TEXT EXCERPT.
Prior v Blue Mountains City Council

Case

[2009] NSWLEC 1351

9 September 2009



Land and Environment Court


of New South Wales


CITATION: Prior v Blue Mountains City Council [2009] NSWLEC 1351
PARTIES:

APPLICANT
T Prior

RESPONDENT
Blue Mountains City Council
FILE NUMBER(S): 30249 of 2009
CORAM: Moore SC
KEY ISSUES: CONSTRUCTION AND INTERPRETATION - RATING - LOCAL GOVERNMENT :-
LEGISLATION CITED: Local Government Act 1993
CASES CITED: McKenzie v Randwick City Council [1996] NSWLEC 42
Taylor v Lismore City Council [2005] NSWLEC 146
Jakd Pty Limited v Randwick City Council (unreported)(Bignold J - !996)
DATES OF HEARING: 9 September 2009
EX TEMPORE JUDGMENT DATE: 9 September 2009
LEGAL REPRESENTATIVES:

APPLICANT
Mr J Doyle, barrister
INSTRUCTED BY
Thomson Playford Cutlers

RESPONDENT
Mr T Cork, solicitor
McPhee Kelshaw

JUDGMENT:

      THE LAND AND
      ENVIRONMENT COURT
      OF NEW SOUTH WALES

MOORE SC


      09/30249 - PRIOR v BLUE MOUNTAINS CITY COUNCIL
      This decision was given as an extemporaneous decision. It has been revised and edited prior to publication.

      JUDGMENT

1 SENIOR COMMISSIONER: At the top of the hill as one approaches Wentworth Falls from the east, on one’s right is located a commercial nursery that forms part of a property owned by Mr Prior - the applicant in these proceedings. The property, which is three separate allotments, totals in area nearly 22,000 sq m. It is agreed by the parties that I should treat the three parcels as having been valued as a single parcel of land pursuant to the Valuation of Land Act 1916 and therefore to consider that land as a single parcel of land for the purposes of rating characterisation pursuant to Part 3 of the Local Government Act 1993 (the Act).

2 The history of the matter is that the land has been rated, in the past (for some time), as farmland pursuant to s 515 of the Act and, in 2007, Mr Prior was written to by Blue Mountains City Council (the council) indicating that the council was reviewing the rating of his land and requiring him to fill in a form if he wished to retain the farmland rating from the end of that rating year onward.

3 In 2008, the council wrote a further letter to Mr Prior, a letter which Mr Prior denies receiving, indicating that the farmland rated land was in the process of having its review finalised and inviting him to complete a further form for his continuation to be rated as farmland if he wished to retain it – the default position from the earlier letter being that if he did not complete such a form he would be rated as residential.

RECORDS.
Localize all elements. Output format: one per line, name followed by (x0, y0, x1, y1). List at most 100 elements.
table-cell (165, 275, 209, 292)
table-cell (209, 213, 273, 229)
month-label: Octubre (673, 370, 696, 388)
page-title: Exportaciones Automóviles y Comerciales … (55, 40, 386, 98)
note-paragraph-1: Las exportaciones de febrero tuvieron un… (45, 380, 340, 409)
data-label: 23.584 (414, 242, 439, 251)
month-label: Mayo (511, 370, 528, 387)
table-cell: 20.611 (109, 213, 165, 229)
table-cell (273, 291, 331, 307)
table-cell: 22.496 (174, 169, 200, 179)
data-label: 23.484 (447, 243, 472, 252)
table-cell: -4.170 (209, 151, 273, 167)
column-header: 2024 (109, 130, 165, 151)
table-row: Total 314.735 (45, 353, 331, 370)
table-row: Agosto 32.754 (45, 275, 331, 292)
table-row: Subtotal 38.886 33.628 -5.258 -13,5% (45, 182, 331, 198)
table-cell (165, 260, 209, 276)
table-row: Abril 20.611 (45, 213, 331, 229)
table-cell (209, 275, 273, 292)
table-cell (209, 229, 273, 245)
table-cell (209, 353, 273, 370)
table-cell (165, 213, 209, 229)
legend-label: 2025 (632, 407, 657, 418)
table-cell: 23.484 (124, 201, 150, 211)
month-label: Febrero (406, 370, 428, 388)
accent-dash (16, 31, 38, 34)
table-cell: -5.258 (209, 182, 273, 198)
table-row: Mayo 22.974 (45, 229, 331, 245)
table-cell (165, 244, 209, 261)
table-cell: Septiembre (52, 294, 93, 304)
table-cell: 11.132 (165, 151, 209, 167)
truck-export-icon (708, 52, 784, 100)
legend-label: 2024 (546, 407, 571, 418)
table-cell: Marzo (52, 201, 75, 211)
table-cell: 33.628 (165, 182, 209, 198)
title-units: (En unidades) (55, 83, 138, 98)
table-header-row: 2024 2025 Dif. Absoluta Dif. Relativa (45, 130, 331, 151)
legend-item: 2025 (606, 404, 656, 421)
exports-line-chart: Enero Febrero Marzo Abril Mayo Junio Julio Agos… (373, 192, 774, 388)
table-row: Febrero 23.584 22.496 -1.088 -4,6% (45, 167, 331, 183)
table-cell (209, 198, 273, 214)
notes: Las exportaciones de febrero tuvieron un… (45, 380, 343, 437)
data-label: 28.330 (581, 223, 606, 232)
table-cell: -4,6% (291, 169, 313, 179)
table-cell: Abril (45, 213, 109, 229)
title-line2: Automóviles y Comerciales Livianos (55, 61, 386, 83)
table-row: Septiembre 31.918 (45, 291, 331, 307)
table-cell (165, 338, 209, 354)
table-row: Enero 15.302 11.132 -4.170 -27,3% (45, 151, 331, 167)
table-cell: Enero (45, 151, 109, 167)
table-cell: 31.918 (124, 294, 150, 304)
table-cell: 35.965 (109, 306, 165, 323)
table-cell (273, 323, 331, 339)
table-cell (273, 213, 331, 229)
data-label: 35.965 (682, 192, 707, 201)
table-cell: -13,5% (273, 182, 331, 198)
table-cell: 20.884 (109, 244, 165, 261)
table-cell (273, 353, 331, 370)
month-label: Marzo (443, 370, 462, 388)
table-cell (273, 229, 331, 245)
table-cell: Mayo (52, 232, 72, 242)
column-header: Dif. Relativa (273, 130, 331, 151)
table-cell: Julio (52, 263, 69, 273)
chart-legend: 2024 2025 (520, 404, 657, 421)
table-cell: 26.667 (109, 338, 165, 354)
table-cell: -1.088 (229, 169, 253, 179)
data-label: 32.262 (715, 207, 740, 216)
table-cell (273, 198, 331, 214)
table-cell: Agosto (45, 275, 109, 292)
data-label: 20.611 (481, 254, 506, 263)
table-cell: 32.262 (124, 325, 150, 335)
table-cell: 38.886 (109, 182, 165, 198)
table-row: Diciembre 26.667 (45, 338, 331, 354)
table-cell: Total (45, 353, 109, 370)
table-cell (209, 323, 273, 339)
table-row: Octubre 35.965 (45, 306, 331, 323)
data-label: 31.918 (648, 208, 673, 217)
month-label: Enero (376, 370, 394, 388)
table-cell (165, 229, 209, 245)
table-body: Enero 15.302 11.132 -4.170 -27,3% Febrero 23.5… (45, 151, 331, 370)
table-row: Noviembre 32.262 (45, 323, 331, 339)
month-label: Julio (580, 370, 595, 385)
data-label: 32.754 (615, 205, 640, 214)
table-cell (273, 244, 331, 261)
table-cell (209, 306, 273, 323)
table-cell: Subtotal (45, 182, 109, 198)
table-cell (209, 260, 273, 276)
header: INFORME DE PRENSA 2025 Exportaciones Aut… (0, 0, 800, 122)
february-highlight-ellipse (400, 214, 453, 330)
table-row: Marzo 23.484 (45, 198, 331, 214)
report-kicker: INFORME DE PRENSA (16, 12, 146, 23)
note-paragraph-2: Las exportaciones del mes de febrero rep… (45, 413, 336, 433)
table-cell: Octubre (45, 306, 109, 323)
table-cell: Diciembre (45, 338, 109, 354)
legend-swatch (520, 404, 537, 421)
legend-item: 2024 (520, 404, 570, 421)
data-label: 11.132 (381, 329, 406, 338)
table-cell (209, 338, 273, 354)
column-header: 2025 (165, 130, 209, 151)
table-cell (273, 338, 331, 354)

WHAT YOU WILL DO. Continue the judgment in Prior v Blue Mountains City Council from the point where it stops.

TASK RESPONSE.
4 On 6 January 2009, the council wrote to Mr Prior and informed him that, from 1 July 2008, that is more than six months earlier than the date of the letter, the designation of his land, that is its categorisation for the purposes of Part 3 of the Act, had been changed from farmland to business. That change resulted in a significant increase in rates for the 2008-2009 financial year. Mr Prior wrote a letter of objection to that, seeking a review of that decision. On 24 March 2009, the council wrote indicating that the business categorisation was to be maintained. At no time, prior to January 2009, had Mr Prior been given any intimation of the intention of the council to categorise his land as being for business purposes.

5 The scheme in Part 3 of categorisation of land in the Act includes provisions relating to all four of the categories within which land can be declared for rating purposes. Those categories are: farmland, residential, mining and business. A series of tests are set out in the Act for categorisation as farmland, residential or mining with there being, in s 518, a default provision that says if it is not fitted within one of those three earlier categories land defaults to being categorised as business.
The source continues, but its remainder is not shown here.